Make an exact copy of all the entries, with the pictures left out.

>> START Supplied entries

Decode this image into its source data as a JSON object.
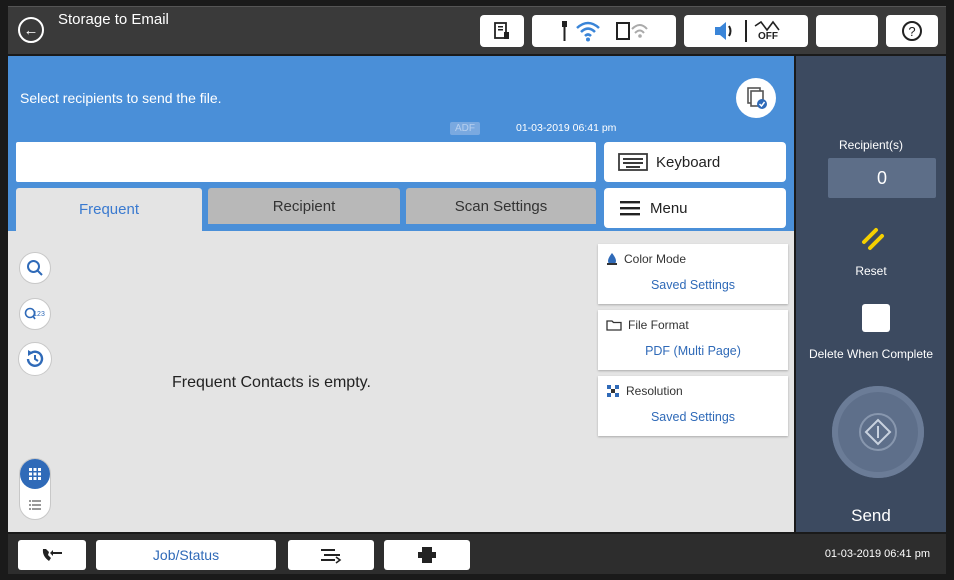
{
  "header": {
    "title": "Storage to Email",
    "status_icons": [
      "printer-status-icon",
      "wifi-icon",
      "wifi-direct-icon",
      "sound-icon",
      "network-off-icon",
      "sleep-icon",
      "help-icon"
    ],
    "network_off_label": "OFF"
  },
  "main": {
    "instruction": "Select recipients to send the file.",
    "adf_label": "ADF",
    "datetime": "01-03-2019 06:41 pm",
    "search_value": "",
    "keyboard_label": "Keyboard",
    "menu_label": "Menu",
    "tabs": [
      {
        "label": "Frequent",
        "active": true
      },
      {
        "label": "Recipient",
        "active": false
      },
      {
        "label": "Scan Settings",
        "active": false
      }
    ],
    "empty_message": "Frequent Contacts is empty.",
    "settings": [
      {
        "label": "Color Mode",
        "value": "Saved Settings",
        "icon": "color-mode-icon"
      },
      {
        "label": "File Format",
        "value": "PDF (Multi Page)",
        "icon": "folder-icon"
      },
      {
        "label": "Resolution",
        "value": "Saved Settings",
        "icon": "resolution-icon"
      }
    ]
  },
  "right": {
    "recipients_label": "Recipient(s)",
    "recipients_count": "0",
    "reset_label": "Reset",
    "delete_label": "Delete When Complete",
    "delete_checked": false,
    "send_label": "Send"
  },
  "footer": {
    "job_status_label": "Job/Status",
    "datetime": "01-03-2019 06:41 pm"
  },
  "colors": {
    "header_blue": "#4a8fd8",
    "accent_blue": "#2f6ab8",
    "right_panel": "#3c4a60",
    "reset_yellow": "#f5d000"
  }
}
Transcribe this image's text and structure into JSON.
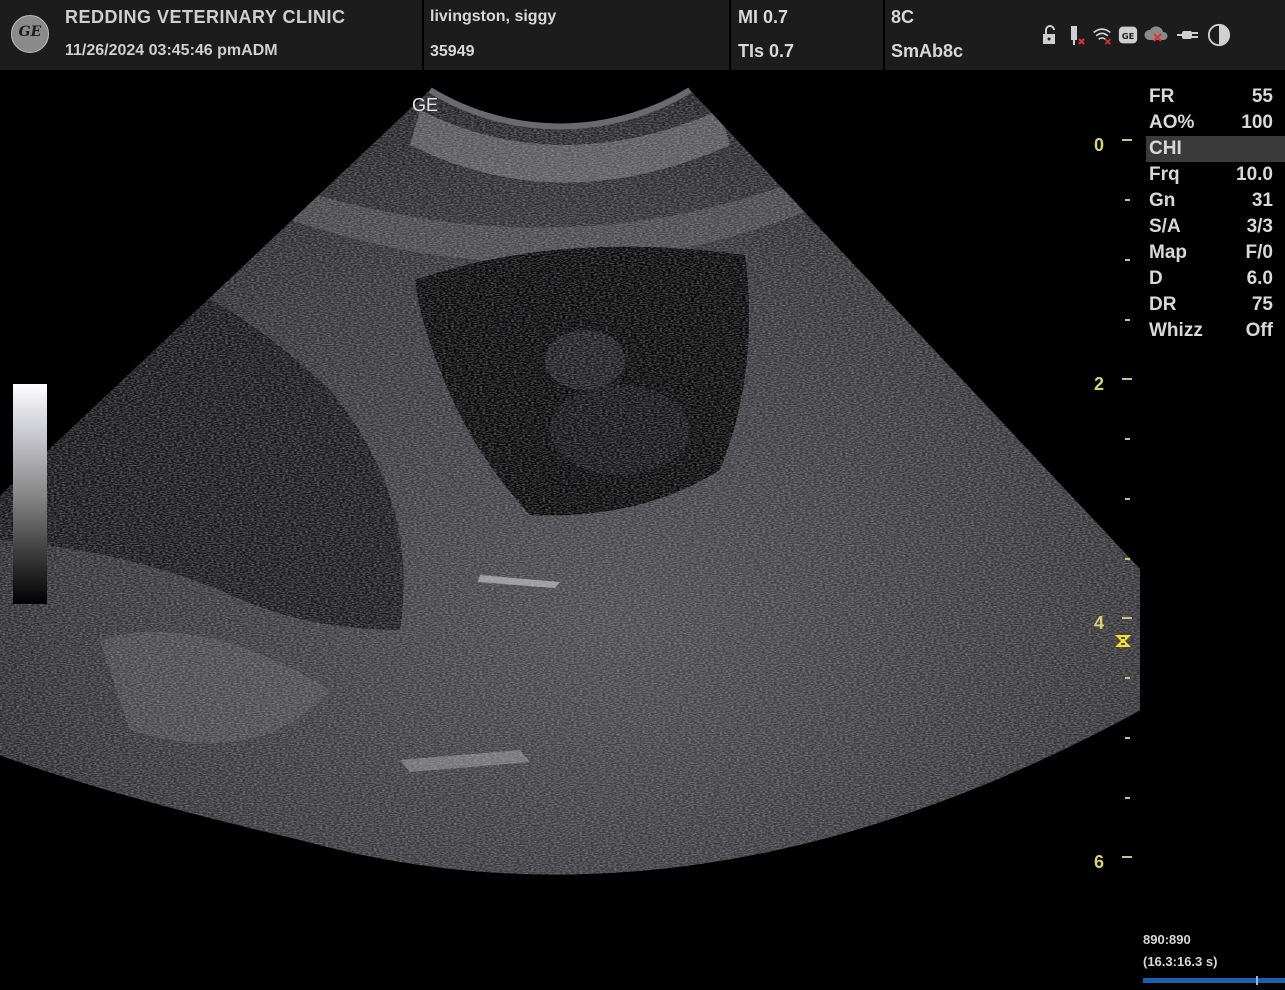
{
  "header": {
    "clinic_name": "REDDING VETERINARY CLINIC",
    "datetime": "11/26/2024 03:45:46 pmADM",
    "patient_name": "livingston, siggy",
    "patient_id": "35949",
    "mi": "MI 0.7",
    "tis": "TIs 0.7",
    "probe": "8C",
    "preset": "SmAb8c",
    "logo_icon": "ge-logo-icon",
    "status_icons": [
      "unlock-icon",
      "usb-disconnected-icon",
      "wifi-off-icon",
      "ge-service-icon",
      "cloud-off-icon",
      "power-plug-icon",
      "contrast-icon"
    ]
  },
  "image": {
    "ge_orientation_mark": "GE",
    "depth_labels": [
      "0",
      "2",
      "4",
      "6"
    ]
  },
  "params": [
    {
      "label": "FR",
      "value": "55"
    },
    {
      "label": "AO%",
      "value": "100"
    },
    {
      "label": "CHI",
      "value": ""
    },
    {
      "label": "Frq",
      "value": "10.0"
    },
    {
      "label": "Gn",
      "value": "31"
    },
    {
      "label": "S/A",
      "value": "3/3"
    },
    {
      "label": "Map",
      "value": "F/0"
    },
    {
      "label": "D",
      "value": "6.0"
    },
    {
      "label": "DR",
      "value": "75"
    },
    {
      "label": "Whizz",
      "value": "Off"
    }
  ],
  "cine": {
    "frames": "890:890",
    "time": "(16.3:16.3 s)"
  },
  "colors": {
    "header_bg": "#1c1c1c",
    "depth_scale": "#d7d27a",
    "focal_marker": "#f0e030",
    "cine_bar": "#1a5fb4"
  }
}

>> END Supplied entries

* **Result**
Decode this image into its source data as a JSON object.
{
  "header": {
    "title": "Storage to Email",
    "status_icons": [
      "printer-status-icon",
      "wifi-icon",
      "wifi-direct-icon",
      "sound-icon",
      "network-off-icon",
      "sleep-icon",
      "help-icon"
    ],
    "network_off_label": "OFF"
  },
  "main": {
    "instruction": "Select recipients to send the file.",
    "adf_label": "ADF",
    "datetime": "01-03-2019 06:41 pm",
    "search_value": "",
    "keyboard_label": "Keyboard",
    "menu_label": "Menu",
    "tabs": [
      {
        "label": "Frequent",
        "active": true
      },
      {
        "label": "Recipient",
        "active": false
      },
      {
        "label": "Scan Settings",
        "active": false
      }
    ],
    "empty_message": "Frequent Contacts is empty.",
    "settings": [
      {
        "label": "Color Mode",
        "value": "Saved Settings",
        "icon": "color-mode-icon"
      },
      {
        "label": "File Format",
        "value": "PDF (Multi Page)",
        "icon": "folder-icon"
      },
      {
        "label": "Resolution",
        "value": "Saved Settings",
        "icon": "resolution-icon"
      }
    ]
  },
  "right": {
    "recipients_label": "Recipient(s)",
    "recipients_count": "0",
    "reset_label": "Reset",
    "delete_label": "Delete When Complete",
    "delete_checked": false,
    "send_label": "Send"
  },
  "footer": {
    "job_status_label": "Job/Status",
    "datetime": "01-03-2019 06:41 pm"
  },
  "colors": {
    "header_blue": "#4a8fd8",
    "accent_blue": "#2f6ab8",
    "right_panel": "#3c4a60",
    "reset_yellow": "#f5d000"
  }
}
Transcribe this image's text and structure into JSON.
{
  "header": {
    "clinic_name": "REDDING VETERINARY CLINIC",
    "datetime": "11/26/2024 03:45:46 pmADM",
    "patient_name": "livingston, siggy",
    "patient_id": "35949",
    "mi": "MI 0.7",
    "tis": "TIs 0.7",
    "probe": "8C",
    "preset": "SmAb8c",
    "logo_icon": "ge-logo-icon",
    "status_icons": [
      "unlock-icon",
      "usb-disconnected-icon",
      "wifi-off-icon",
      "ge-service-icon",
      "cloud-off-icon",
      "power-plug-icon",
      "contrast-icon"
    ]
  },
  "image": {
    "ge_orientation_mark": "GE",
    "depth_labels": [
      "0",
      "2",
      "4",
      "6"
    ]
  },
  "params": [
    {
      "label": "FR",
      "value": "55"
    },
    {
      "label": "AO%",
      "value": "100"
    },
    {
      "label": "CHI",
      "value": ""
    },
    {
      "label": "Frq",
      "value": "10.0"
    },
    {
      "label": "Gn",
      "value": "31"
    },
    {
      "label": "S/A",
      "value": "3/3"
    },
    {
      "label": "Map",
      "value": "F/0"
    },
    {
      "label": "D",
      "value": "6.0"
    },
    {
      "label": "DR",
      "value": "75"
    },
    {
      "label": "Whizz",
      "value": "Off"
    }
  ],
  "cine": {
    "frames": "890:890",
    "time": "(16.3:16.3 s)"
  },
  "colors": {
    "header_bg": "#1c1c1c",
    "depth_scale": "#d7d27a",
    "focal_marker": "#f0e030",
    "cine_bar": "#1a5fb4"
  }
}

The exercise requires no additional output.